**Problem details:** Where a line contains the word "pixels", copy that line in full.

**Material for this exercise:**
## begin

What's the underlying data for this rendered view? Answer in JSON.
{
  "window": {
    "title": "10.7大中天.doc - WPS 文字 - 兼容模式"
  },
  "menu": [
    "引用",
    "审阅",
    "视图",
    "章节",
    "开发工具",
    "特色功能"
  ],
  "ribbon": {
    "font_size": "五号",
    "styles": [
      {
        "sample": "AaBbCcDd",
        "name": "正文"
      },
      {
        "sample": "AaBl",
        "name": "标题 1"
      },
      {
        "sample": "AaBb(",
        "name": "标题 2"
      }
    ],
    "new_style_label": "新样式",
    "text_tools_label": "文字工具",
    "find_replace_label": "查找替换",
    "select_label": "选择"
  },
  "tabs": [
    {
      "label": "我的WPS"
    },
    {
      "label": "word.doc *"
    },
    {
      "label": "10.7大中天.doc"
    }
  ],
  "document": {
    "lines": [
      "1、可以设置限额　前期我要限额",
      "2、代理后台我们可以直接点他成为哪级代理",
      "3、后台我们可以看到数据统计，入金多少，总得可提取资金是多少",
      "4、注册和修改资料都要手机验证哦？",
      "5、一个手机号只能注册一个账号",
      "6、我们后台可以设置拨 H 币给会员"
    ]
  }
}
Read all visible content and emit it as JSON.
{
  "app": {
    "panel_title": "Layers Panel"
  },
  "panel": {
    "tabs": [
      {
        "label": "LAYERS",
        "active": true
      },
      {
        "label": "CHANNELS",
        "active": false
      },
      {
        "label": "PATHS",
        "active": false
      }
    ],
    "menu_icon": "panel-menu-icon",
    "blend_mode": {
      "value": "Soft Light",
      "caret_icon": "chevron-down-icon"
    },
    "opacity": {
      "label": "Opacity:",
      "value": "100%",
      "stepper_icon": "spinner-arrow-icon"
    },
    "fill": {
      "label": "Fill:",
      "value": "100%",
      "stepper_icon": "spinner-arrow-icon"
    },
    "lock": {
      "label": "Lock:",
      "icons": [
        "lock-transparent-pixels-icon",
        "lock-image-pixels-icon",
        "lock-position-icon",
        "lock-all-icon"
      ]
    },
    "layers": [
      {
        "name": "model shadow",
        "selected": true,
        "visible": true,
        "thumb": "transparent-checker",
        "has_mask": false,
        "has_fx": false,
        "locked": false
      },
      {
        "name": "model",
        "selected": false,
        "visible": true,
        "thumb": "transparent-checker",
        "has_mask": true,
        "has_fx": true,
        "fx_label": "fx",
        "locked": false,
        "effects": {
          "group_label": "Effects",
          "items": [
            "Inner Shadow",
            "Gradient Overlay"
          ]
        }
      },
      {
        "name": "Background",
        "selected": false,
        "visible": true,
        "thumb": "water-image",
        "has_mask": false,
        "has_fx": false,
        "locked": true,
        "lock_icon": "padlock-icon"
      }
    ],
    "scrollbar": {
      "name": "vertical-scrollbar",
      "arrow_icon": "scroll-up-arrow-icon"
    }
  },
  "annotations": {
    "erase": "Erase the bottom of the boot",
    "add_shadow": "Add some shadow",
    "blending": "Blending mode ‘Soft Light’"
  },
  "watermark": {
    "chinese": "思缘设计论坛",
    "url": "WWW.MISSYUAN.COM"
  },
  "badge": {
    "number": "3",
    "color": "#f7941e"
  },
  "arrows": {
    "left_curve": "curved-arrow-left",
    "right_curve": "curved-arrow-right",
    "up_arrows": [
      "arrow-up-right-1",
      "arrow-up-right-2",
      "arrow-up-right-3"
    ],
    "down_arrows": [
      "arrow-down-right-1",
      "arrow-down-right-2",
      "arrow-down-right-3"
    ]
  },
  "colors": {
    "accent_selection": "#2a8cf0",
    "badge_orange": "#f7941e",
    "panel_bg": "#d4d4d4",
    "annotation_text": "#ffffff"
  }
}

## end

**Solution for this task:**
        "lock-transparent-pixels-icon",
        "lock-image-pixels-icon",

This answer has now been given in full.